WHAT THE TASK ASKS: Copy out the material below line for line, without changing anything, and leave the pictures out of your copy.

DATASET EXTRACT:
★ ★ ★

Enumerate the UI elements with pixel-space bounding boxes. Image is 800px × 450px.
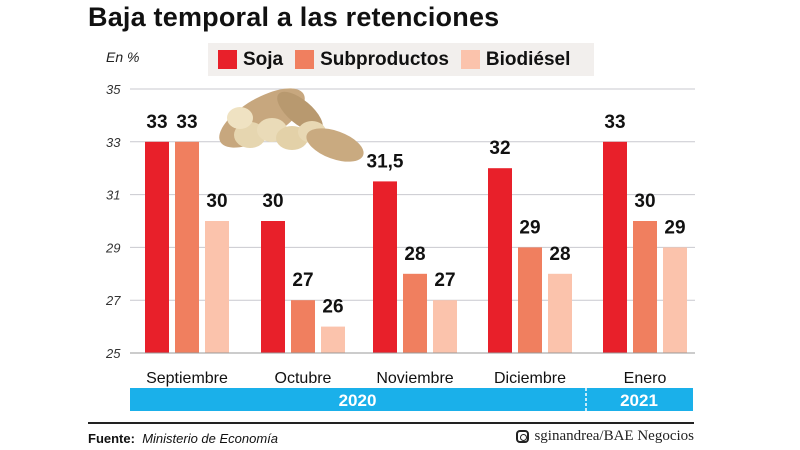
bar-subproductos — [403, 273, 427, 353]
bar-biodiésel — [321, 326, 345, 353]
legend-label: Subproductos — [320, 48, 449, 70]
footer-divider — [88, 422, 694, 424]
legend-swatch — [218, 50, 237, 69]
data-label: 29 — [664, 217, 685, 238]
legend-label: Biodiésel — [485, 48, 571, 70]
source-text: Ministerio de Economía — [142, 431, 279, 446]
y-tick-label: 33 — [106, 135, 121, 150]
data-label: 33 — [604, 112, 625, 133]
data-label: 27 — [434, 270, 455, 291]
data-label: 27 — [292, 270, 313, 291]
y-tick-label: 29 — [105, 240, 120, 255]
soybean-shape — [306, 128, 364, 162]
legend-item: Subproductos — [295, 49, 449, 71]
data-label: 33 — [176, 112, 197, 133]
credit-text: sginandrea/BAE Negocios — [534, 428, 694, 444]
legend-swatch — [460, 50, 480, 69]
year-band — [585, 388, 693, 411]
bar-soja — [603, 141, 627, 353]
y-tick-label: 35 — [106, 82, 121, 97]
data-label: 30 — [634, 191, 655, 212]
y-tick-label: 25 — [105, 346, 121, 361]
legend-swatch — [295, 50, 315, 69]
legend: Soja Subproductos Biodiésel — [208, 43, 594, 76]
data-label: 26 — [322, 297, 343, 318]
bar-subproductos — [291, 300, 315, 353]
data-label: 31,5 — [367, 151, 404, 172]
data-label: 32 — [489, 138, 510, 159]
chart-title: Baja temporal a las retenciones — [88, 2, 500, 32]
y-tick-label: 31 — [106, 188, 120, 203]
credit: sginandrea/BAE Negocios — [516, 428, 694, 445]
data-label: 29 — [519, 217, 540, 238]
source-label: Fuente: — [88, 431, 135, 446]
instagram-icon — [516, 430, 530, 443]
x-tick-label: Diciembre — [494, 370, 566, 387]
x-tick-label: Enero — [624, 370, 667, 387]
bar-soja — [373, 181, 397, 353]
x-tick-label: Octubre — [275, 370, 332, 387]
bar-subproductos — [175, 141, 199, 353]
year-label: 2020 — [339, 391, 377, 410]
bar-biodiésel — [433, 300, 457, 353]
bar-subproductos — [518, 247, 542, 353]
year-label: 2021 — [620, 391, 658, 410]
data-label: 33 — [146, 112, 167, 133]
data-label: 30 — [262, 191, 283, 212]
bar-biodiésel — [663, 247, 687, 353]
bar-subproductos — [633, 221, 657, 353]
data-label: 30 — [206, 191, 227, 212]
bar-biodiésel — [548, 273, 572, 353]
data-label: 28 — [404, 244, 425, 265]
bar-soja — [488, 168, 512, 353]
y-axis-unit: En % — [106, 49, 140, 65]
bar-biodiésel — [205, 221, 229, 353]
bar-soja — [145, 141, 169, 353]
legend-item: Soja — [218, 49, 283, 71]
data-label: 28 — [549, 244, 570, 265]
legend-item: Biodiésel — [460, 48, 571, 71]
x-tick-label: Septiembre — [146, 370, 228, 387]
soybean-shape — [227, 107, 253, 129]
source: Fuente: Ministerio de Economía — [88, 431, 278, 446]
bar-soja — [261, 221, 285, 353]
x-tick-label: Noviembre — [376, 370, 453, 387]
legend-label: Soja — [243, 48, 284, 70]
soybean-image — [219, 88, 364, 162]
year-band — [130, 388, 585, 411]
y-tick-label: 27 — [105, 293, 121, 308]
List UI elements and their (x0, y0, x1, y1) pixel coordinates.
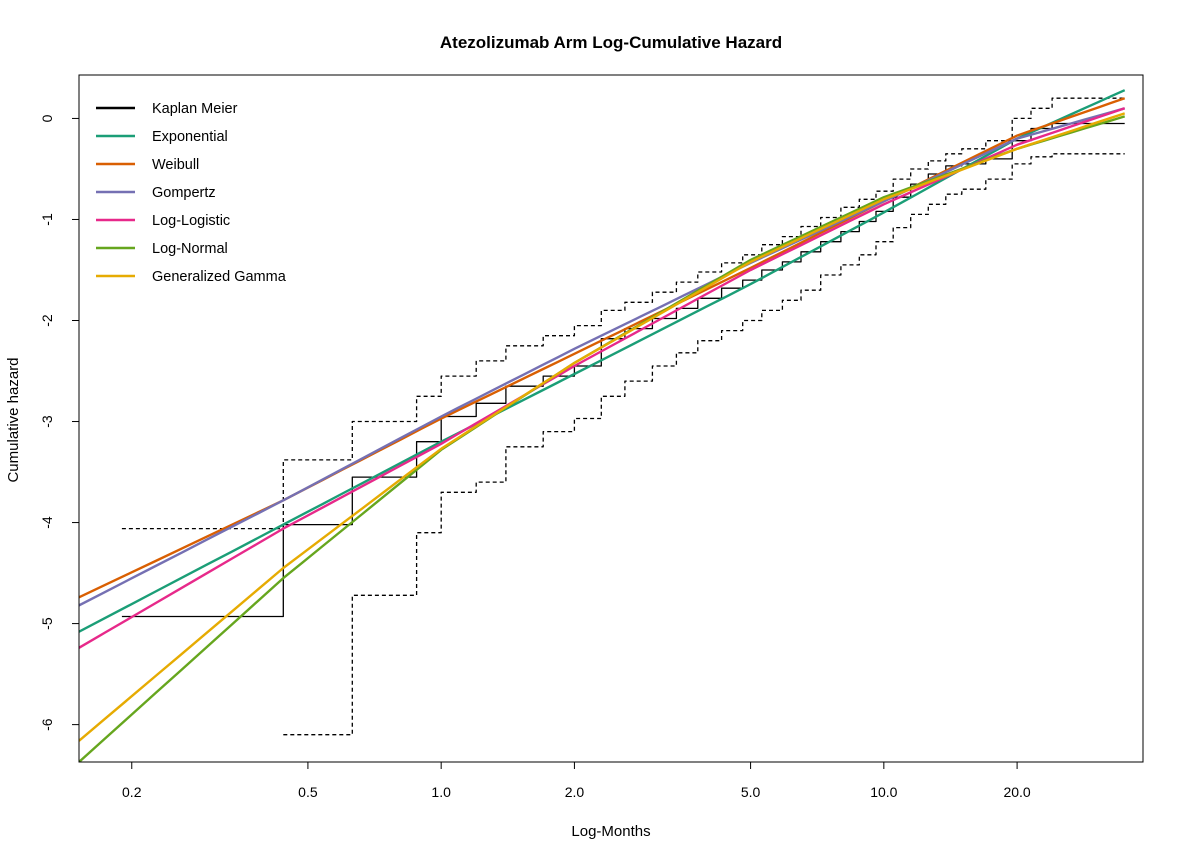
legend-label-log-normal: Log-Normal (152, 241, 228, 257)
legend-label-weibull: Weibull (152, 157, 199, 173)
series-line-log-normal (79, 115, 1126, 762)
x-axis: 0.2 0.5 1.0 2.0 5.0 10.0 20.0 (122, 761, 1031, 800)
y-tick-label: -2 (39, 314, 55, 327)
x-tick-label: 20.0 (1003, 784, 1030, 800)
legend-label-generalized-gamma: Generalized Gamma (152, 269, 287, 285)
series-line-gompertz (79, 107, 1126, 607)
chart-title: Atezolizumab Arm Log-Cumulative Hazard (440, 33, 782, 52)
series-line-kaplan-meier (121, 122, 1125, 618)
x-tick-label: 2.0 (565, 784, 585, 800)
series-line-km-lower-ci (283, 153, 1125, 736)
series-line-generalized-gamma (79, 112, 1126, 742)
legend: Kaplan Meier Exponential Weibull Gompertz Lo… (96, 101, 287, 285)
x-axis-label: Log-Months (571, 823, 650, 840)
x-tick-label: 5.0 (741, 784, 761, 800)
legend-label-kaplan-meier: Kaplan Meier (152, 101, 238, 117)
legend-label-exponential: Exponential (152, 129, 228, 145)
plot-frame (78, 74, 1144, 763)
legend-label-log-logistic: Log-Logistic (152, 213, 230, 229)
x-tick-label: 0.2 (122, 784, 142, 800)
series-line-log-logistic (79, 107, 1126, 649)
plot-lines (79, 89, 1126, 762)
y-tick-label: -1 (39, 213, 55, 226)
y-tick-label: 0 (39, 114, 55, 122)
y-tick-label: -5 (39, 617, 55, 630)
x-tick-label: 10.0 (870, 784, 897, 800)
y-tick-label: -3 (39, 415, 55, 428)
series-line-km-upper-ci (121, 97, 1125, 530)
series-line-exponential (79, 89, 1126, 633)
x-tick-label: 0.5 (298, 784, 318, 800)
x-tick-label: 1.0 (431, 784, 451, 800)
y-tick-label: -6 (39, 718, 55, 731)
y-axis-label: Cumulative hazard (5, 357, 22, 482)
y-axis: 0 -1 -2 -3 -4 -5 -6 (39, 114, 79, 731)
legend-label-gompertz: Gompertz (152, 185, 216, 201)
y-tick-label: -4 (39, 516, 55, 529)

★ ★ ★

RESULT OF THE EXERCISE:
Enumerate the UI elements with pixel-space bounding boxes. Image is 800px × 450px.
bar-subproductos — [403, 273, 427, 353]
bar-biodiésel — [321, 326, 345, 353]
legend-label: Subproductos — [320, 48, 449, 70]
footer-divider — [88, 422, 694, 424]
legend-swatch — [218, 50, 237, 69]
data-label: 29 — [664, 217, 685, 238]
legend-label: Biodiésel — [485, 48, 571, 70]
source-text: Ministerio de Economía — [142, 431, 279, 446]
y-tick-label: 33 — [106, 135, 121, 150]
data-label: 33 — [604, 112, 625, 133]
data-label: 27 — [434, 270, 455, 291]
data-label: 27 — [292, 270, 313, 291]
y-tick-label: 29 — [105, 240, 120, 255]
soybean-shape — [306, 128, 364, 162]
legend-item: Subproductos — [295, 49, 449, 71]
data-label: 33 — [176, 112, 197, 133]
credit-text: sginandrea/BAE Negocios — [534, 428, 694, 444]
legend-swatch — [460, 50, 480, 69]
year-band — [585, 388, 693, 411]
bar-soja — [603, 141, 627, 353]
y-tick-label: 35 — [106, 82, 121, 97]
data-label: 30 — [634, 191, 655, 212]
y-tick-label: 25 — [105, 346, 121, 361]
legend-swatch — [295, 50, 315, 69]
legend: Soja Subproductos Biodiésel — [208, 43, 594, 76]
data-label: 26 — [322, 297, 343, 318]
bar-subproductos — [291, 300, 315, 353]
data-label: 31,5 — [367, 151, 404, 172]
data-label: 32 — [489, 138, 510, 159]
chart-title: Baja temporal a las retenciones — [88, 2, 500, 32]
y-tick-label: 31 — [106, 188, 120, 203]
credit: sginandrea/BAE Negocios — [516, 428, 694, 445]
data-label: 29 — [519, 217, 540, 238]
source-label: Fuente: — [88, 431, 135, 446]
instagram-icon — [516, 430, 530, 443]
x-tick-label: Diciembre — [494, 370, 566, 387]
x-tick-label: Enero — [624, 370, 667, 387]
bar-soja — [373, 181, 397, 353]
x-tick-label: Octubre — [275, 370, 332, 387]
bar-subproductos — [175, 141, 199, 353]
year-label: 2020 — [339, 391, 377, 410]
bar-biodiésel — [433, 300, 457, 353]
bar-subproductos — [518, 247, 542, 353]
year-label: 2021 — [620, 391, 658, 410]
data-label: 33 — [146, 112, 167, 133]
data-label: 30 — [262, 191, 283, 212]
bar-biodiésel — [663, 247, 687, 353]
bar-subproductos — [633, 221, 657, 353]
data-label: 30 — [206, 191, 227, 212]
bar-biodiésel — [548, 273, 572, 353]
data-label: 28 — [404, 244, 425, 265]
bar-soja — [488, 168, 512, 353]
y-axis-unit: En % — [106, 49, 140, 65]
bar-biodiésel — [205, 221, 229, 353]
bar-soja — [145, 141, 169, 353]
legend-item: Soja — [218, 49, 283, 71]
data-label: 28 — [549, 244, 570, 265]
legend-item: Biodiésel — [460, 48, 571, 71]
x-tick-label: Septiembre — [146, 370, 228, 387]
soybean-shape — [227, 107, 253, 129]
source: Fuente: Ministerio de Economía — [88, 431, 278, 446]
bar-soja — [261, 221, 285, 353]
x-tick-label: Noviembre — [376, 370, 453, 387]
legend-label: Soja — [243, 48, 284, 70]
soybean-image — [219, 88, 364, 162]
year-band — [130, 388, 585, 411]
y-tick-label: 27 — [105, 293, 121, 308]
List UI elements and their (x0, y0, x1, y1) pixel coordinates.
legend-label-log-normal: Log-Normal (152, 241, 228, 257)
legend-label-weibull: Weibull (152, 157, 199, 173)
series-line-log-normal (79, 115, 1126, 762)
x-axis: 0.2 0.5 1.0 2.0 5.0 10.0 20.0 (122, 761, 1031, 800)
y-tick-label: -2 (39, 314, 55, 327)
x-tick-label: 20.0 (1003, 784, 1030, 800)
legend-label-generalized-gamma: Generalized Gamma (152, 269, 287, 285)
series-line-gompertz (79, 107, 1126, 607)
chart-title: Atezolizumab Arm Log-Cumulative Hazard (440, 33, 782, 52)
series-line-kaplan-meier (121, 122, 1125, 618)
x-tick-label: 2.0 (565, 784, 585, 800)
series-line-km-lower-ci (283, 153, 1125, 736)
series-line-generalized-gamma (79, 112, 1126, 742)
legend: Kaplan Meier Exponential Weibull Gompertz Lo… (96, 101, 287, 285)
x-axis-label: Log-Months (571, 823, 650, 840)
x-tick-label: 5.0 (741, 784, 761, 800)
legend-label-kaplan-meier: Kaplan Meier (152, 101, 238, 117)
legend-label-exponential: Exponential (152, 129, 228, 145)
plot-frame (78, 74, 1144, 763)
legend-label-log-logistic: Log-Logistic (152, 213, 230, 229)
x-tick-label: 0.2 (122, 784, 142, 800)
series-line-log-logistic (79, 107, 1126, 649)
plot-lines (79, 89, 1126, 762)
y-tick-label: -1 (39, 213, 55, 226)
y-tick-label: 0 (39, 114, 55, 122)
y-tick-label: -5 (39, 617, 55, 630)
x-tick-label: 10.0 (870, 784, 897, 800)
y-tick-label: -3 (39, 415, 55, 428)
series-line-km-upper-ci (121, 97, 1125, 530)
series-line-exponential (79, 89, 1126, 633)
x-tick-label: 0.5 (298, 784, 318, 800)
x-tick-label: 1.0 (431, 784, 451, 800)
y-tick-label: -6 (39, 718, 55, 731)
y-axis-label: Cumulative hazard (5, 357, 22, 482)
y-axis: 0 -1 -2 -3 -4 -5 -6 (39, 114, 79, 731)
legend-label-gompertz: Gompertz (152, 185, 216, 201)
y-tick-label: -4 (39, 516, 55, 529)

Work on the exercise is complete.